[Entries taken from a collection]
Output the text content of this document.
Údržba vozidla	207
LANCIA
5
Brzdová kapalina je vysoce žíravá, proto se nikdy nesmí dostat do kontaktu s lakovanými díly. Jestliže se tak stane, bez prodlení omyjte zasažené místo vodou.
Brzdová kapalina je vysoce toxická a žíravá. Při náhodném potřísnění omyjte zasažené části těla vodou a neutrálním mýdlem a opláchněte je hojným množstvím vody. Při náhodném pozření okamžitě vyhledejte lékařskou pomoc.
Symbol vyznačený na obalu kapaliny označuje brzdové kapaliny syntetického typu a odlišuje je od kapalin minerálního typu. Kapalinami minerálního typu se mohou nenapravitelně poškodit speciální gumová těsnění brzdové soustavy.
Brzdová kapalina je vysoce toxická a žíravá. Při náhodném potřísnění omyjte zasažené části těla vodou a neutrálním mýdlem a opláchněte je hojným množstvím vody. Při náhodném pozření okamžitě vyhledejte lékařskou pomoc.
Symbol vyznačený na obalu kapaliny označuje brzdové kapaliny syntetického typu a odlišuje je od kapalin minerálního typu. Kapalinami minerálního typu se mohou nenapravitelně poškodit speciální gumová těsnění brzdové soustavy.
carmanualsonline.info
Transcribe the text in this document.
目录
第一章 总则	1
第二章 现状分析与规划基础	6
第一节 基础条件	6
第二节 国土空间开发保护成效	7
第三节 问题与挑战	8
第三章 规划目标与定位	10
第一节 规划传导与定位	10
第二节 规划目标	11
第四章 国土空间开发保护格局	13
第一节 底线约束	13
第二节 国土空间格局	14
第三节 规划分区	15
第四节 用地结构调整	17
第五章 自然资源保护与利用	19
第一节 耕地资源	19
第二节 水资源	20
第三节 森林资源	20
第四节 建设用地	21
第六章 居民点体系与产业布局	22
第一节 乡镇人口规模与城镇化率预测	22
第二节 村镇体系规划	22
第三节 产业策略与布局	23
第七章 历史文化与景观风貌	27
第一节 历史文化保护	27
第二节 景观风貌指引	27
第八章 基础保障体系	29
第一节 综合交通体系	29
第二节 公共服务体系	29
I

> [WORK TO DO] Please output the entire listing exactly as it stands.

> [EXPECTED ANSWER]
Output the text content of this document.
Údržba vozidla	207
LANCIA
5
Brzdová kapalina je vysoce žíravá, proto se nikdy nesmí dostat do kontaktu s lakovanými díly. Jestliže se tak stane, bez prodlení omyjte zasažené místo vodou.
Brzdová kapalina je vysoce toxická a žíravá. Při náhodném potřísnění omyjte zasažené části těla vodou a neutrálním mýdlem a opláchněte je hojným množstvím vody. Při náhodném pozření okamžitě vyhledejte lékařskou pomoc.
Symbol vyznačený na obalu kapaliny označuje brzdové kapaliny syntetického typu a odlišuje je od kapalin minerálního typu. Kapalinami minerálního typu se mohou nenapravitelně poškodit speciální gumová těsnění brzdové soustavy.
Brzdová kapalina je vysoce toxická a žíravá. Při náhodném potřísnění omyjte zasažené části těla vodou a neutrálním mýdlem a opláchněte je hojným množstvím vody. Při náhodném pozření okamžitě vyhledejte lékařskou pomoc.
Symbol vyznačený na obalu kapaliny označuje brzdové kapaliny syntetického typu a odlišuje je od kapalin minerálního typu. Kapalinami minerálního typu se mohou nenapravitelně poškodit speciální gumová těsnění brzdové soustavy.
carmanualsonline.info
Transcribe the text in this document.
目录
第一章 总则	1
第二章 现状分析与规划基础	6
第一节 基础条件	6
第二节 国土空间开发保护成效	7
第三节 问题与挑战	8
第三章 规划目标与定位	10
第一节 规划传导与定位	10
第二节 规划目标	11
第四章 国土空间开发保护格局	13
第一节 底线约束	13
第二节 国土空间格局	14
第三节 规划分区	15
第四节 用地结构调整	17
第五章 自然资源保护与利用	19
第一节 耕地资源	19
第二节 水资源	20
第三节 森林资源	20
第四节 建设用地	21
第六章 居民点体系与产业布局	22
第一节 乡镇人口规模与城镇化率预测	22
第二节 村镇体系规划	22
第三节 产业策略与布局	23
第七章 历史文化与景观风貌	27
第一节 历史文化保护	27
第二节 景观风貌指引	27
第八章 基础保障体系	29
第一节 综合交通体系	29
第二节 公共服务体系	29
I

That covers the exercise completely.